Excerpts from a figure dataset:
## BEGIN
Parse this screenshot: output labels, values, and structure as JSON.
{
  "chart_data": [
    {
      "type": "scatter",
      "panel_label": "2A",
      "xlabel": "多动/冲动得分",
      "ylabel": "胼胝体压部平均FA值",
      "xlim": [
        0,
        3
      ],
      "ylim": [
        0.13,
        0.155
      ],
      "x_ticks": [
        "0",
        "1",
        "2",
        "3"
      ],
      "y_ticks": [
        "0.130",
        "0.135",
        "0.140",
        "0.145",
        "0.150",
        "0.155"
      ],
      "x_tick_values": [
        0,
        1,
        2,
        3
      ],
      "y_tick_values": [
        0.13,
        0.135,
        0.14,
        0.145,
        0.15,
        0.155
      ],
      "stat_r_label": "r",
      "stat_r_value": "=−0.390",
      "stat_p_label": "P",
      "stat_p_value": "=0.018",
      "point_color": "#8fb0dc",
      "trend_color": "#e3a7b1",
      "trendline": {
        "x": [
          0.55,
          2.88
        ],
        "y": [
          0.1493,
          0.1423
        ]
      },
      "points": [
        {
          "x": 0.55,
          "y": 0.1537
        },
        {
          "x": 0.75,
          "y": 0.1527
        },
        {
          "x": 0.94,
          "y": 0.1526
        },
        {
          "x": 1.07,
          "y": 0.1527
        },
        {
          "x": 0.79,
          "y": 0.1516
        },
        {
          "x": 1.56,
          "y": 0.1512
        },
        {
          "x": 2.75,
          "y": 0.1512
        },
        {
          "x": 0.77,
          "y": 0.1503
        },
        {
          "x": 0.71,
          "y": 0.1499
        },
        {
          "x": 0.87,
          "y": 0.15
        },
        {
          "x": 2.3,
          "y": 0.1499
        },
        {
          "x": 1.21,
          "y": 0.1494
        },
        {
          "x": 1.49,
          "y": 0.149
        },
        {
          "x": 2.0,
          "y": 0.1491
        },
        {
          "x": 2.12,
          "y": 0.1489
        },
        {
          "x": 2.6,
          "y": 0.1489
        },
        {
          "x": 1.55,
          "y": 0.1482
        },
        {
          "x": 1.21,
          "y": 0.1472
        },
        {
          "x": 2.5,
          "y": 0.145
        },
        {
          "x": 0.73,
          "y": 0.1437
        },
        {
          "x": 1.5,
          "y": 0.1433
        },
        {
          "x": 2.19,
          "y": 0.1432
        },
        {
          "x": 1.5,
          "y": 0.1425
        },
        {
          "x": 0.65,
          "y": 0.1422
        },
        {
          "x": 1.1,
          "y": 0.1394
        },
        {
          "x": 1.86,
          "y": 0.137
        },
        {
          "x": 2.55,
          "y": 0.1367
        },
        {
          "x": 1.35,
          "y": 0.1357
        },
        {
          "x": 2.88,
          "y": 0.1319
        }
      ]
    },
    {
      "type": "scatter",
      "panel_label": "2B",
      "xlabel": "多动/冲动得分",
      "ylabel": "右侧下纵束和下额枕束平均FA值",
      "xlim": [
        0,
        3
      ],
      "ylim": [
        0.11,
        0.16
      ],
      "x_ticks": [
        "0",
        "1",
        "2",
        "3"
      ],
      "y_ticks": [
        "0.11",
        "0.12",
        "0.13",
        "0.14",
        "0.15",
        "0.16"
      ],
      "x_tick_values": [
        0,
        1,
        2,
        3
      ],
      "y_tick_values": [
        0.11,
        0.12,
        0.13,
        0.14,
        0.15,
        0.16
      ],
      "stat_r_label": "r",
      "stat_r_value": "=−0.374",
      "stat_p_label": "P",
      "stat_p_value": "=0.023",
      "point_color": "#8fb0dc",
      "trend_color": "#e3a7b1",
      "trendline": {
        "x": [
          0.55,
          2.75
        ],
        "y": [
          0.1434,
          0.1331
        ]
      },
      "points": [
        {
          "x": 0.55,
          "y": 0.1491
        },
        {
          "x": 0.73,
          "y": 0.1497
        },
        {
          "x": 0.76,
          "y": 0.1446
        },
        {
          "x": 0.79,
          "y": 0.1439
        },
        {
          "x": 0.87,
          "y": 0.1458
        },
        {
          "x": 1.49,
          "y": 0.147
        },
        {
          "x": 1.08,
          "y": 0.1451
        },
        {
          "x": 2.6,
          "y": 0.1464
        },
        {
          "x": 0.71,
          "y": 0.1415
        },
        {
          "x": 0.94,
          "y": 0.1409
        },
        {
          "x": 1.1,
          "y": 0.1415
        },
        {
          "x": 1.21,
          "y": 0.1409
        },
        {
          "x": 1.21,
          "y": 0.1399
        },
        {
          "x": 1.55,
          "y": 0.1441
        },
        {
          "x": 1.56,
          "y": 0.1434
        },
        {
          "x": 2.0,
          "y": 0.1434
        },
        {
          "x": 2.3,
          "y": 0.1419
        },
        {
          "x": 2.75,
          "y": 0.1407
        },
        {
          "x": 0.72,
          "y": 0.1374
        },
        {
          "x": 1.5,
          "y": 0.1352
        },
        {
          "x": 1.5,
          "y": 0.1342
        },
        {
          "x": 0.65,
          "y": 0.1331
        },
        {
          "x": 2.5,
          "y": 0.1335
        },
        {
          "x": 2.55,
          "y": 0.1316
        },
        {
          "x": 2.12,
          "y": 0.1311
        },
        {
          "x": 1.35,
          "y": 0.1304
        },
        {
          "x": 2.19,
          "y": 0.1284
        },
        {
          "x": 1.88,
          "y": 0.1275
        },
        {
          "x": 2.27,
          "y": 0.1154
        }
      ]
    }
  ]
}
## END
Reproduce the listing above word for word.

Exercise solution:
Parse this screenshot: output labels, values, and structure as JSON.
{
  "chart_data": [
    {
      "type": "scatter",
      "panel_label": "2A",
      "xlabel": "多动/冲动得分",
      "ylabel": "胼胝体压部平均FA值",
      "xlim": [
        0,
        3
      ],
      "ylim": [
        0.13,
        0.155
      ],
      "x_ticks": [
        "0",
        "1",
        "2",
        "3"
      ],
      "y_ticks": [
        "0.130",
        "0.135",
        "0.140",
        "0.145",
        "0.150",
        "0.155"
      ],
      "x_tick_values": [
        0,
        1,
        2,
        3
      ],
      "y_tick_values": [
        0.13,
        0.135,
        0.14,
        0.145,
        0.15,
        0.155
      ],
      "stat_r_label": "r",
      "stat_r_value": "=−0.390",
      "stat_p_label": "P",
      "stat_p_value": "=0.018",
      "point_color": "#8fb0dc",
      "trend_color": "#e3a7b1",
      "trendline": {
        "x": [
          0.55,
          2.88
        ],
        "y": [
          0.1493,
          0.1423
        ]
      },
      "points": [
        {
          "x": 0.55,
          "y": 0.1537
        },
        {
          "x": 0.75,
          "y": 0.1527
        },
        {
          "x": 0.94,
          "y": 0.1526
        },
        {
          "x": 1.07,
          "y": 0.1527
        },
        {
          "x": 0.79,
          "y": 0.1516
        },
        {
          "x": 1.56,
          "y": 0.1512
        },
        {
          "x": 2.75,
          "y": 0.1512
        },
        {
          "x": 0.77,
          "y": 0.1503
        },
        {
          "x": 0.71,
          "y": 0.1499
        },
        {
          "x": 0.87,
          "y": 0.15
        },
        {
          "x": 2.3,
          "y": 0.1499
        },
        {
          "x": 1.21,
          "y": 0.1494
        },
        {
          "x": 1.49,
          "y": 0.149
        },
        {
          "x": 2.0,
          "y": 0.1491
        },
        {
          "x": 2.12,
          "y": 0.1489
        },
        {
          "x": 2.6,
          "y": 0.1489
        },
        {
          "x": 1.55,
          "y": 0.1482
        },
        {
          "x": 1.21,
          "y": 0.1472
        },
        {
          "x": 2.5,
          "y": 0.145
        },
        {
          "x": 0.73,
          "y": 0.1437
        },
        {
          "x": 1.5,
          "y": 0.1433
        },
        {
          "x": 2.19,
          "y": 0.1432
        },
        {
          "x": 1.5,
          "y": 0.1425
        },
        {
          "x": 0.65,
          "y": 0.1422
        },
        {
          "x": 1.1,
          "y": 0.1394
        },
        {
          "x": 1.86,
          "y": 0.137
        },
        {
          "x": 2.55,
          "y": 0.1367
        },
        {
          "x": 1.35,
          "y": 0.1357
        },
        {
          "x": 2.88,
          "y": 0.1319
        }
      ]
    },
    {
      "type": "scatter",
      "panel_label": "2B",
      "xlabel": "多动/冲动得分",
      "ylabel": "右侧下纵束和下额枕束平均FA值",
      "xlim": [
        0,
        3
      ],
      "ylim": [
        0.11,
        0.16
      ],
      "x_ticks": [
        "0",
        "1",
        "2",
        "3"
      ],
      "y_ticks": [
        "0.11",
        "0.12",
        "0.13",
        "0.14",
        "0.15",
        "0.16"
      ],
      "x_tick_values": [
        0,
        1,
        2,
        3
      ],
      "y_tick_values": [
        0.11,
        0.12,
        0.13,
        0.14,
        0.15,
        0.16
      ],
      "stat_r_label": "r",
      "stat_r_value": "=−0.374",
      "stat_p_label": "P",
      "stat_p_value": "=0.023",
      "point_color": "#8fb0dc",
      "trend_color": "#e3a7b1",
      "trendline": {
        "x": [
          0.55,
          2.75
        ],
        "y": [
          0.1434,
          0.1331
        ]
      },
      "points": [
        {
          "x": 0.55,
          "y": 0.1491
        },
        {
          "x": 0.73,
          "y": 0.1497
        },
        {
          "x": 0.76,
          "y": 0.1446
        },
        {
          "x": 0.79,
          "y": 0.1439
        },
        {
          "x": 0.87,
          "y": 0.1458
        },
        {
          "x": 1.49,
          "y": 0.147
        },
        {
          "x": 1.08,
          "y": 0.1451
        },
        {
          "x": 2.6,
          "y": 0.1464
        },
        {
          "x": 0.71,
          "y": 0.1415
        },
        {
          "x": 0.94,
          "y": 0.1409
        },
        {
          "x": 1.1,
          "y": 0.1415
        },
        {
          "x": 1.21,
          "y": 0.1409
        },
        {
          "x": 1.21,
          "y": 0.1399
        },
        {
          "x": 1.55,
          "y": 0.1441
        },
        {
          "x": 1.56,
          "y": 0.1434
        },
        {
          "x": 2.0,
          "y": 0.1434
        },
        {
          "x": 2.3,
          "y": 0.1419
        },
        {
          "x": 2.75,
          "y": 0.1407
        },
        {
          "x": 0.72,
          "y": 0.1374
        },
        {
          "x": 1.5,
          "y": 0.1352
        },
        {
          "x": 1.5,
          "y": 0.1342
        },
        {
          "x": 0.65,
          "y": 0.1331
        },
        {
          "x": 2.5,
          "y": 0.1335
        },
        {
          "x": 2.55,
          "y": 0.1316
        },
        {
          "x": 2.12,
          "y": 0.1311
        },
        {
          "x": 1.35,
          "y": 0.1304
        },
        {
          "x": 2.19,
          "y": 0.1284
        },
        {
          "x": 1.88,
          "y": 0.1275
        },
        {
          "x": 2.27,
          "y": 0.1154
        }
      ]
    }
  ]
}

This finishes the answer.